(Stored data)

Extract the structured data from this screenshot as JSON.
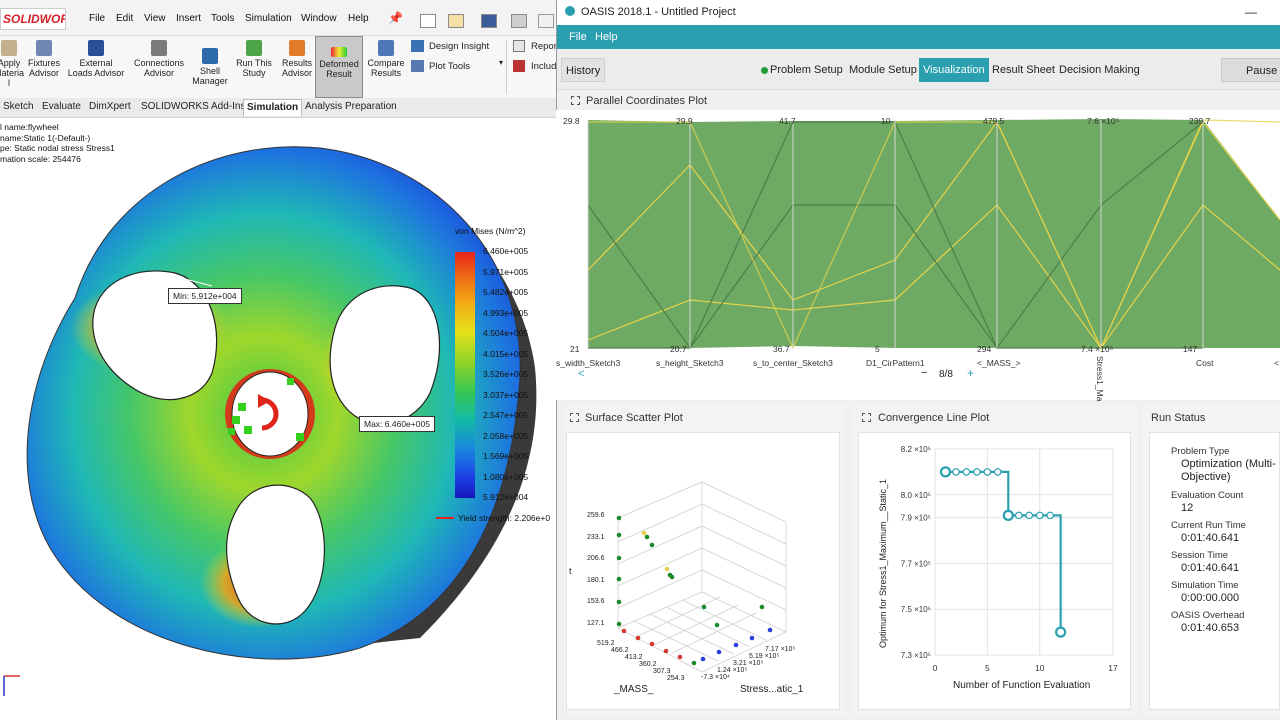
{
  "solidworks": {
    "logo": "SOLIDWORKS",
    "menu": [
      "File",
      "Edit",
      "View",
      "Insert",
      "Tools",
      "Simulation",
      "Window",
      "Help"
    ],
    "ribbon": {
      "apply_material": "Apply Material",
      "fixtures": "Fixtures Advisor",
      "external_loads": "External Loads Advisor",
      "connections": "Connections Advisor",
      "shell_manager": "Shell Manager",
      "run_this_study": "Run This Study",
      "results_advisor": "Results Advisor",
      "deformed_result": "Deformed Result",
      "compare_results": "Compare Results",
      "design_insight": "Design Insight",
      "plot_tools": "Plot Tools",
      "report": "Report",
      "include": "Include"
    },
    "tabs": [
      "Sketch",
      "Evaluate",
      "DimXpert",
      "SOLIDWORKS Add-Ins",
      "Simulation",
      "Analysis Preparation"
    ],
    "active_tab": "Simulation",
    "info": {
      "line1": "l name:flywheel",
      "line2": "name:Static 1(-Default-)",
      "line3": "pe: Static nodal stress Stress1",
      "line4": "mation scale: 254476"
    },
    "legend": {
      "title": "von Mises (N/m^2)",
      "values": [
        "6.460e+005",
        "5.971e+005",
        "5.482e+005",
        "4.993e+005",
        "4.504e+005",
        "4.015e+005",
        "3.526e+005",
        "3.037e+005",
        "2.547e+005",
        "2.058e+005",
        "1.569e+005",
        "1.080e+005",
        "5.912e+004"
      ],
      "yield": "Yield strength: 2.206e+0"
    },
    "probe_min": "Min: 5.912e+004",
    "probe_max": "Max: 6.460e+005",
    "colors": {
      "accent": "#d4222b"
    }
  },
  "oasis": {
    "title": "OASIS 2018.1 - Untitled Project",
    "menu": [
      "File",
      "Help"
    ],
    "history_label": "History",
    "nav": [
      "Problem Setup",
      "Module Setup",
      "Visualization",
      "Result Sheet",
      "Decision Making"
    ],
    "active_nav": "Visualization",
    "pause_label": "Pause",
    "accent": "#2a9fb0",
    "parallel": {
      "title": "Parallel Coordinates Plot",
      "axes": [
        {
          "name": "s_width_Sketch3",
          "top": "29.8",
          "bottom": "21"
        },
        {
          "name": "s_height_Sketch3",
          "top": "29.9",
          "bottom": "20.7"
        },
        {
          "name": "s_to_center_Sketch3",
          "top": "41.7",
          "bottom": "36.7"
        },
        {
          "name": "D1_CirPattern1",
          "top": "10",
          "bottom": "5"
        },
        {
          "name": "<_MASS_>",
          "top": "479.5",
          "bottom": "294"
        },
        {
          "name": "Stress1_Ma",
          "top": "7.6 ×10⁵",
          "bottom": "7.4 ×10⁵"
        },
        {
          "name": "Cost",
          "top": "239.7",
          "bottom": "147"
        },
        {
          "name": "<",
          "top": "",
          "bottom": ""
        }
      ],
      "pager": "8/8"
    },
    "scatter": {
      "title": "Surface Scatter Plot",
      "z_ticks": [
        "259.6",
        "233.1",
        "206.6",
        "180.1",
        "153.6",
        "127.1"
      ],
      "mass_ticks": [
        "519.2",
        "466.2",
        "413.2",
        "360.2",
        "307.3",
        "254.3"
      ],
      "stress_ticks": [
        "7.17 ×10⁵",
        "5.19 ×10⁵",
        "3.21 ×10⁵",
        "1.24 ×10⁵",
        "-7.3 ×10⁴"
      ],
      "xlabel": "_MASS_",
      "ylabel": "Stress...atic_1",
      "zlabel": "t"
    },
    "convergence": {
      "title": "Convergence Line Plot",
      "ylabel": "Optimum for Stress1_Maximum__Static_1",
      "xlabel": "Number of Function Evaluation",
      "y_ticks": [
        "8.2 ×10⁵",
        "8.0 ×10⁵",
        "7.9 ×10⁵",
        "7.7 ×10⁵",
        "7.5 ×10⁵",
        "7.3 ×10⁵"
      ],
      "x_ticks": [
        "0",
        "5",
        "10",
        "17"
      ]
    },
    "run_status": {
      "title": "Run Status",
      "problem_type_label": "Problem Type",
      "problem_type_value": "Optimization (Multi-Objective)",
      "eval_count_label": "Evaluation Count",
      "eval_count_value": "12",
      "current_run_label": "Current Run Time",
      "current_run_value": "0:01:40.641",
      "session_label": "Session Time",
      "session_value": "0:01:40.641",
      "simulation_label": "Simulation Time",
      "simulation_value": "0:00:00.000",
      "overhead_label": "OASIS Overhead",
      "overhead_value": "0:01:40.653"
    }
  },
  "chart_data": [
    {
      "type": "line",
      "title": "Convergence Line Plot",
      "xlabel": "Number of Function Evaluation",
      "ylabel": "Optimum for Stress1_Maximum__Static_1",
      "xlim": [
        0,
        17
      ],
      "ylim": [
        730000,
        820000
      ],
      "x": [
        1,
        2,
        3,
        4,
        5,
        6,
        7,
        8,
        9,
        10,
        11,
        12
      ],
      "values": [
        810000,
        810000,
        810000,
        810000,
        810000,
        810000,
        791000,
        791000,
        791000,
        791000,
        791000,
        740000
      ]
    },
    {
      "type": "line",
      "title": "Parallel Coordinates Plot",
      "categories": [
        "s_width_Sketch3",
        "s_height_Sketch3",
        "s_to_center_Sketch3",
        "D1_CirPattern1",
        "<_MASS_>",
        "Stress1_Ma",
        "Cost"
      ],
      "ranges": [
        [
          21,
          29.8
        ],
        [
          20.7,
          29.9
        ],
        [
          36.7,
          41.7
        ],
        [
          5,
          10
        ],
        [
          294,
          479.5
        ],
        [
          740000,
          760000
        ],
        [
          147,
          239.7
        ]
      ]
    }
  ]
}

• [Task]:
Repeat the material above verbatim, with no pictures in the output.

• [Solved exercise]:
Extract the structured data from this screenshot as JSON.
{
  "solidworks": {
    "logo": "SOLIDWORKS",
    "menu": [
      "File",
      "Edit",
      "View",
      "Insert",
      "Tools",
      "Simulation",
      "Window",
      "Help"
    ],
    "ribbon": {
      "apply_material": "Apply Material",
      "fixtures": "Fixtures Advisor",
      "external_loads": "External Loads Advisor",
      "connections": "Connections Advisor",
      "shell_manager": "Shell Manager",
      "run_this_study": "Run This Study",
      "results_advisor": "Results Advisor",
      "deformed_result": "Deformed Result",
      "compare_results": "Compare Results",
      "design_insight": "Design Insight",
      "plot_tools": "Plot Tools",
      "report": "Report",
      "include": "Include"
    },
    "tabs": [
      "Sketch",
      "Evaluate",
      "DimXpert",
      "SOLIDWORKS Add-Ins",
      "Simulation",
      "Analysis Preparation"
    ],
    "active_tab": "Simulation",
    "info": {
      "line1": "l name:flywheel",
      "line2": "name:Static 1(-Default-)",
      "line3": "pe: Static nodal stress Stress1",
      "line4": "mation scale: 254476"
    },
    "legend": {
      "title": "von Mises (N/m^2)",
      "values": [
        "6.460e+005",
        "5.971e+005",
        "5.482e+005",
        "4.993e+005",
        "4.504e+005",
        "4.015e+005",
        "3.526e+005",
        "3.037e+005",
        "2.547e+005",
        "2.058e+005",
        "1.569e+005",
        "1.080e+005",
        "5.912e+004"
      ],
      "yield": "Yield strength: 2.206e+0"
    },
    "probe_min": "Min: 5.912e+004",
    "probe_max": "Max: 6.460e+005",
    "colors": {
      "accent": "#d4222b"
    }
  },
  "oasis": {
    "title": "OASIS 2018.1 - Untitled Project",
    "menu": [
      "File",
      "Help"
    ],
    "history_label": "History",
    "nav": [
      "Problem Setup",
      "Module Setup",
      "Visualization",
      "Result Sheet",
      "Decision Making"
    ],
    "active_nav": "Visualization",
    "pause_label": "Pause",
    "accent": "#2a9fb0",
    "parallel": {
      "title": "Parallel Coordinates Plot",
      "axes": [
        {
          "name": "s_width_Sketch3",
          "top": "29.8",
          "bottom": "21"
        },
        {
          "name": "s_height_Sketch3",
          "top": "29.9",
          "bottom": "20.7"
        },
        {
          "name": "s_to_center_Sketch3",
          "top": "41.7",
          "bottom": "36.7"
        },
        {
          "name": "D1_CirPattern1",
          "top": "10",
          "bottom": "5"
        },
        {
          "name": "<_MASS_>",
          "top": "479.5",
          "bottom": "294"
        },
        {
          "name": "Stress1_Ma",
          "top": "7.6 ×10⁵",
          "bottom": "7.4 ×10⁵"
        },
        {
          "name": "Cost",
          "top": "239.7",
          "bottom": "147"
        },
        {
          "name": "<",
          "top": "",
          "bottom": ""
        }
      ],
      "pager": "8/8"
    },
    "scatter": {
      "title": "Surface Scatter Plot",
      "z_ticks": [
        "259.6",
        "233.1",
        "206.6",
        "180.1",
        "153.6",
        "127.1"
      ],
      "mass_ticks": [
        "519.2",
        "466.2",
        "413.2",
        "360.2",
        "307.3",
        "254.3"
      ],
      "stress_ticks": [
        "7.17 ×10⁵",
        "5.19 ×10⁵",
        "3.21 ×10⁵",
        "1.24 ×10⁵",
        "-7.3 ×10⁴"
      ],
      "xlabel": "_MASS_",
      "ylabel": "Stress...atic_1",
      "zlabel": "t"
    },
    "convergence": {
      "title": "Convergence Line Plot",
      "ylabel": "Optimum for Stress1_Maximum__Static_1",
      "xlabel": "Number of Function Evaluation",
      "y_ticks": [
        "8.2 ×10⁵",
        "8.0 ×10⁵",
        "7.9 ×10⁵",
        "7.7 ×10⁵",
        "7.5 ×10⁵",
        "7.3 ×10⁵"
      ],
      "x_ticks": [
        "0",
        "5",
        "10",
        "17"
      ]
    },
    "run_status": {
      "title": "Run Status",
      "problem_type_label": "Problem Type",
      "problem_type_value": "Optimization (Multi-Objective)",
      "eval_count_label": "Evaluation Count",
      "eval_count_value": "12",
      "current_run_label": "Current Run Time",
      "current_run_value": "0:01:40.641",
      "session_label": "Session Time",
      "session_value": "0:01:40.641",
      "simulation_label": "Simulation Time",
      "simulation_value": "0:00:00.000",
      "overhead_label": "OASIS Overhead",
      "overhead_value": "0:01:40.653"
    }
  },
  "chart_data": [
    {
      "type": "line",
      "title": "Convergence Line Plot",
      "xlabel": "Number of Function Evaluation",
      "ylabel": "Optimum for Stress1_Maximum__Static_1",
      "xlim": [
        0,
        17
      ],
      "ylim": [
        730000,
        820000
      ],
      "x": [
        1,
        2,
        3,
        4,
        5,
        6,
        7,
        8,
        9,
        10,
        11,
        12
      ],
      "values": [
        810000,
        810000,
        810000,
        810000,
        810000,
        810000,
        791000,
        791000,
        791000,
        791000,
        791000,
        740000
      ]
    },
    {
      "type": "line",
      "title": "Parallel Coordinates Plot",
      "categories": [
        "s_width_Sketch3",
        "s_height_Sketch3",
        "s_to_center_Sketch3",
        "D1_CirPattern1",
        "<_MASS_>",
        "Stress1_Ma",
        "Cost"
      ],
      "ranges": [
        [
          21,
          29.8
        ],
        [
          20.7,
          29.9
        ],
        [
          36.7,
          41.7
        ],
        [
          5,
          10
        ],
        [
          294,
          479.5
        ],
        [
          740000,
          760000
        ],
        [
          147,
          239.7
        ]
      ]
    }
  ]
}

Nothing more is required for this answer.